* Start *

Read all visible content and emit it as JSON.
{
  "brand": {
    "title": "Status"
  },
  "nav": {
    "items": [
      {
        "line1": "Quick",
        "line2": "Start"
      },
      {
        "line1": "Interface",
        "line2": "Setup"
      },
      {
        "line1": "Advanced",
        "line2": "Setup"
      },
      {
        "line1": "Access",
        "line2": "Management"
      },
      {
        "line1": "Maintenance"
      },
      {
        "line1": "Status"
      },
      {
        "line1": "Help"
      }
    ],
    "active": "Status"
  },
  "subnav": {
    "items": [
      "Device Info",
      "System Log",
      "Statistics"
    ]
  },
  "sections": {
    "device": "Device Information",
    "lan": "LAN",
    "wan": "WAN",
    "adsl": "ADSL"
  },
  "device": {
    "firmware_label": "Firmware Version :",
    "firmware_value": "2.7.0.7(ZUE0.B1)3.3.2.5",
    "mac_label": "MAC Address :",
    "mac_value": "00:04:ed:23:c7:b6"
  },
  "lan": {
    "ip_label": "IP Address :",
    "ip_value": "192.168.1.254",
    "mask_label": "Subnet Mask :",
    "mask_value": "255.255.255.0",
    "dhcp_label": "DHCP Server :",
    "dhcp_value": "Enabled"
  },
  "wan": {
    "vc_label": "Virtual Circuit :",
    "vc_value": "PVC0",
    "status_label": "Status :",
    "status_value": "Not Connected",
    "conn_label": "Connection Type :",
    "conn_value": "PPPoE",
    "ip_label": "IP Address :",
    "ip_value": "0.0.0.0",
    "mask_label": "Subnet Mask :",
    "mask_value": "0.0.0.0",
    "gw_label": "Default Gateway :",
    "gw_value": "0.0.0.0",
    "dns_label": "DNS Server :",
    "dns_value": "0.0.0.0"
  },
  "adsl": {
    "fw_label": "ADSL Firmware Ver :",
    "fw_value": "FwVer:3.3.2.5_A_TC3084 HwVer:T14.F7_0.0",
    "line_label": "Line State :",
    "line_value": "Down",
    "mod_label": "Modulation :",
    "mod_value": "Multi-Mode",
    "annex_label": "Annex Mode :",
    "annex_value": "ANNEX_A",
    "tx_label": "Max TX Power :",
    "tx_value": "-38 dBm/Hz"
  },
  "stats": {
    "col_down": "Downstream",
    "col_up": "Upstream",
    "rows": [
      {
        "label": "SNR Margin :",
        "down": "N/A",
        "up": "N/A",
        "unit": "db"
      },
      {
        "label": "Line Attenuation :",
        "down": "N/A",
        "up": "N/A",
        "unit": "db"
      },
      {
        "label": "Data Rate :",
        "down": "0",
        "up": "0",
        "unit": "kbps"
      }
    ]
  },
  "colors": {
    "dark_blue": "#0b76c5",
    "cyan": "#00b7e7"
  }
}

* End *

[The request]:
Copy out the material word for word and line for line.

[Exercise solution]:
Read all visible content and emit it as JSON.
{
  "brand": {
    "title": "Status"
  },
  "nav": {
    "items": [
      {
        "line1": "Quick",
        "line2": "Start"
      },
      {
        "line1": "Interface",
        "line2": "Setup"
      },
      {
        "line1": "Advanced",
        "line2": "Setup"
      },
      {
        "line1": "Access",
        "line2": "Management"
      },
      {
        "line1": "Maintenance"
      },
      {
        "line1": "Status"
      },
      {
        "line1": "Help"
      }
    ],
    "active": "Status"
  },
  "subnav": {
    "items": [
      "Device Info",
      "System Log",
      "Statistics"
    ]
  },
  "sections": {
    "device": "Device Information",
    "lan": "LAN",
    "wan": "WAN",
    "adsl": "ADSL"
  },
  "device": {
    "firmware_label": "Firmware Version :",
    "firmware_value": "2.7.0.7(ZUE0.B1)3.3.2.5",
    "mac_label": "MAC Address :",
    "mac_value": "00:04:ed:23:c7:b6"
  },
  "lan": {
    "ip_label": "IP Address :",
    "ip_value": "192.168.1.254",
    "mask_label": "Subnet Mask :",
    "mask_value": "255.255.255.0",
    "dhcp_label": "DHCP Server :",
    "dhcp_value": "Enabled"
  },
  "wan": {
    "vc_label": "Virtual Circuit :",
    "vc_value": "PVC0",
    "status_label": "Status :",
    "status_value": "Not Connected",
    "conn_label": "Connection Type :",
    "conn_value": "PPPoE",
    "ip_label": "IP Address :",
    "ip_value": "0.0.0.0",
    "mask_label": "Subnet Mask :",
    "mask_value": "0.0.0.0",
    "gw_label": "Default Gateway :",
    "gw_value": "0.0.0.0",
    "dns_label": "DNS Server :",
    "dns_value": "0.0.0.0"
  },
  "adsl": {
    "fw_label": "ADSL Firmware Ver :",
    "fw_value": "FwVer:3.3.2.5_A_TC3084 HwVer:T14.F7_0.0",
    "line_label": "Line State :",
    "line_value": "Down",
    "mod_label": "Modulation :",
    "mod_value": "Multi-Mode",
    "annex_label": "Annex Mode :",
    "annex_value": "ANNEX_A",
    "tx_label": "Max TX Power :",
    "tx_value": "-38 dBm/Hz"
  },
  "stats": {
    "col_down": "Downstream",
    "col_up": "Upstream",
    "rows": [
      {
        "label": "SNR Margin :",
        "down": "N/A",
        "up": "N/A",
        "unit": "db"
      },
      {
        "label": "Line Attenuation :",
        "down": "N/A",
        "up": "N/A",
        "unit": "db"
      },
      {
        "label": "Data Rate :",
        "down": "0",
        "up": "0",
        "unit": "kbps"
      }
    ]
  },
  "colors": {
    "dark_blue": "#0b76c5",
    "cyan": "#00b7e7"
  }
}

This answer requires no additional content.